[Begin Supplied material]

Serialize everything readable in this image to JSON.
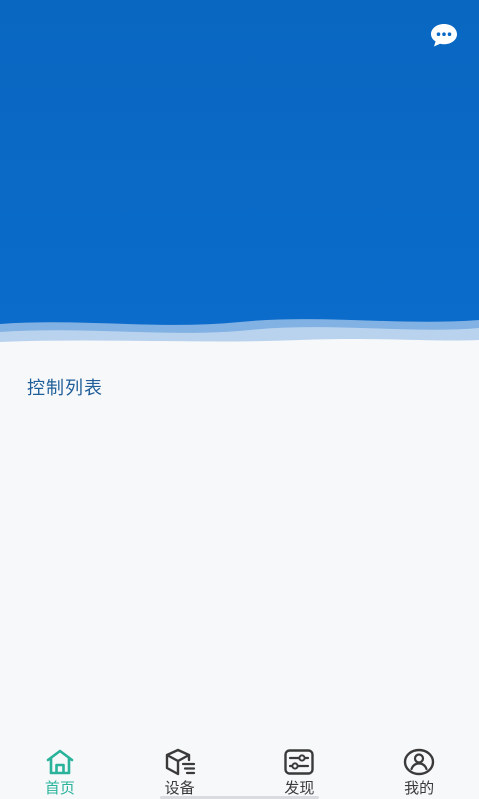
{
  "header": {
    "message_icon": "chat-bubble-icon",
    "banner_color": "#0a69c4"
  },
  "main": {
    "section_title": "控制列表"
  },
  "tabbar": {
    "active_color": "#29b39a",
    "items": [
      {
        "label": "首页",
        "icon": "home-icon",
        "active": true
      },
      {
        "label": "设备",
        "icon": "device-box-icon",
        "active": false
      },
      {
        "label": "发现",
        "icon": "discover-sliders-icon",
        "active": false
      },
      {
        "label": "我的",
        "icon": "user-profile-icon",
        "active": false
      }
    ]
  }
}
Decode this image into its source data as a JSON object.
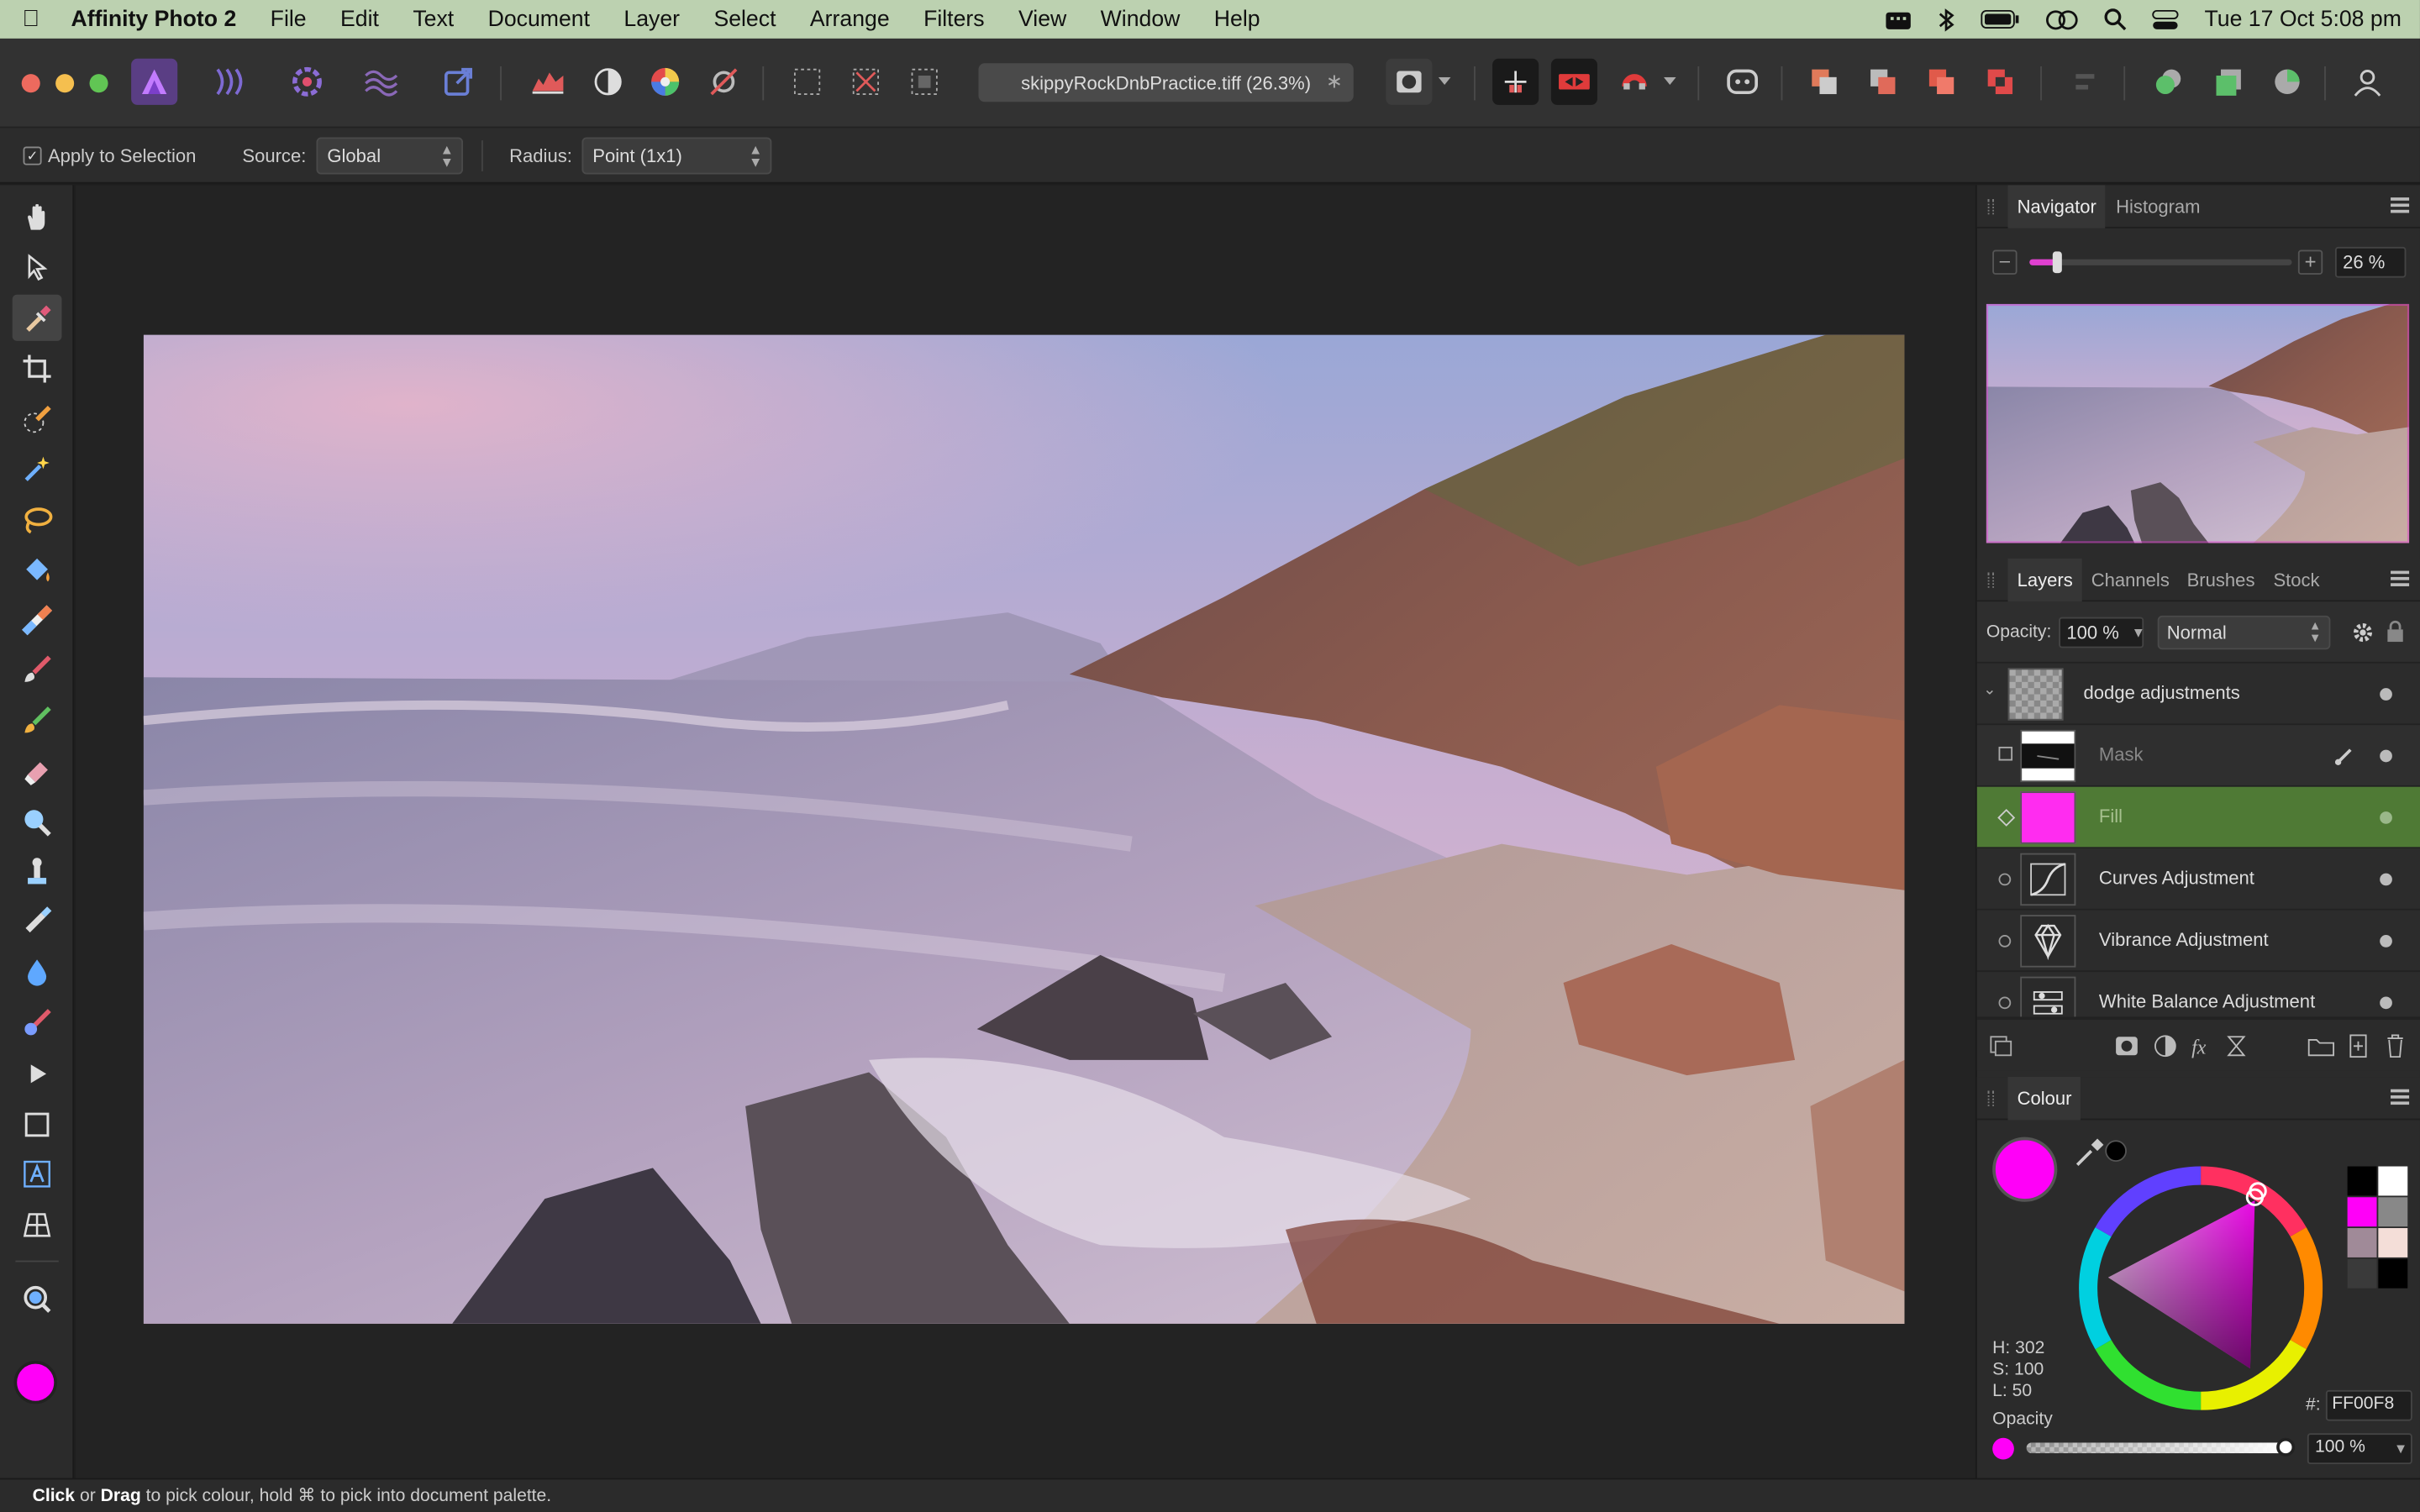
{
  "menubar": {
    "app_name": "Affinity Photo 2",
    "items": [
      "File",
      "Edit",
      "Text",
      "Document",
      "Layer",
      "Select",
      "Arrange",
      "Filters",
      "View",
      "Window",
      "Help"
    ],
    "clock": "Tue 17 Oct  5:08 pm"
  },
  "toolbar": {
    "document_tab": "skippyRockDnbPractice.tiff (26.3%)",
    "close_glyph": "∗"
  },
  "context_bar": {
    "apply_label": "Apply to Selection",
    "source_label": "Source:",
    "source_value": "Global",
    "radius_label": "Radius:",
    "radius_value": "Point (1x1)"
  },
  "navigator": {
    "tabs": [
      "Navigator",
      "Histogram"
    ],
    "zoom": "26 %"
  },
  "layers": {
    "tabs": [
      "Layers",
      "Channels",
      "Brushes",
      "Stock"
    ],
    "opacity_label": "Opacity:",
    "opacity_value": "100 %",
    "blend_mode": "Normal",
    "items": [
      {
        "name": "dodge adjustments"
      },
      {
        "name": "Mask"
      },
      {
        "name": "Fill"
      },
      {
        "name": "Curves Adjustment"
      },
      {
        "name": "Vibrance Adjustment"
      },
      {
        "name": "White Balance Adjustment"
      }
    ]
  },
  "colour": {
    "tab": "Colour",
    "h": "H: 302",
    "s": "S: 100",
    "l": "L: 50",
    "hex_label": "#:",
    "hex": "FF00F8",
    "opacity_label": "Opacity",
    "opacity_value": "100 %",
    "current_color": "#ff00f8"
  },
  "status": {
    "click": "Click",
    "or": " or ",
    "drag": "Drag",
    "rest": " to pick colour, hold ⌘ to pick into document palette."
  }
}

[End Supplied material]

### Exercise brief
Read the entries above, then pull out the lines that include "this".

### Task solution
Serialize everything readable in this image to JSON.
Decode this image into its source data as a JSON object.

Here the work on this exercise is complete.